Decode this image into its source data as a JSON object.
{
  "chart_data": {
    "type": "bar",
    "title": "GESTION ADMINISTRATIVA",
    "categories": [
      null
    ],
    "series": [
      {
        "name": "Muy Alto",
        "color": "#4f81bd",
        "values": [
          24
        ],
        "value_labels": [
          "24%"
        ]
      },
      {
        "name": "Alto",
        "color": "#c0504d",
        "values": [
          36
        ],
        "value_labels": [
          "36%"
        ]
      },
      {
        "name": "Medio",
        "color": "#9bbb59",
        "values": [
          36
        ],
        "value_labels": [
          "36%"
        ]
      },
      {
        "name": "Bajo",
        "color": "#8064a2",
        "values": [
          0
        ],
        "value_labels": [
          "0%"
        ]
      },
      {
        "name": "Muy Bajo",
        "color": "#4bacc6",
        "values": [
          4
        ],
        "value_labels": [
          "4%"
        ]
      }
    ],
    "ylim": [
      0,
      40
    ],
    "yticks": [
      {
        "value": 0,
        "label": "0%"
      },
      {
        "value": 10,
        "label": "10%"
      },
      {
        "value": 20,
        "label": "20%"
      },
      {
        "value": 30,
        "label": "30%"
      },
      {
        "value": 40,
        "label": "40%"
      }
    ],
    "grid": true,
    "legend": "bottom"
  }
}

───

Required work:
Your task is to repeat each line of the material exactly.

Exercise answer:
Decode this image into its source data as a JSON object.
{
  "chart_data": {
    "type": "bar",
    "title": "GESTION ADMINISTRATIVA",
    "categories": [
      null
    ],
    "series": [
      {
        "name": "Muy Alto",
        "color": "#4f81bd",
        "values": [
          24
        ],
        "value_labels": [
          "24%"
        ]
      },
      {
        "name": "Alto",
        "color": "#c0504d",
        "values": [
          36
        ],
        "value_labels": [
          "36%"
        ]
      },
      {
        "name": "Medio",
        "color": "#9bbb59",
        "values": [
          36
        ],
        "value_labels": [
          "36%"
        ]
      },
      {
        "name": "Bajo",
        "color": "#8064a2",
        "values": [
          0
        ],
        "value_labels": [
          "0%"
        ]
      },
      {
        "name": "Muy Bajo",
        "color": "#4bacc6",
        "values": [
          4
        ],
        "value_labels": [
          "4%"
        ]
      }
    ],
    "ylim": [
      0,
      40
    ],
    "yticks": [
      {
        "value": 0,
        "label": "0%"
      },
      {
        "value": 10,
        "label": "10%"
      },
      {
        "value": 20,
        "label": "20%"
      },
      {
        "value": 30,
        "label": "30%"
      },
      {
        "value": 40,
        "label": "40%"
      }
    ],
    "grid": true,
    "legend": "bottom"
  }
}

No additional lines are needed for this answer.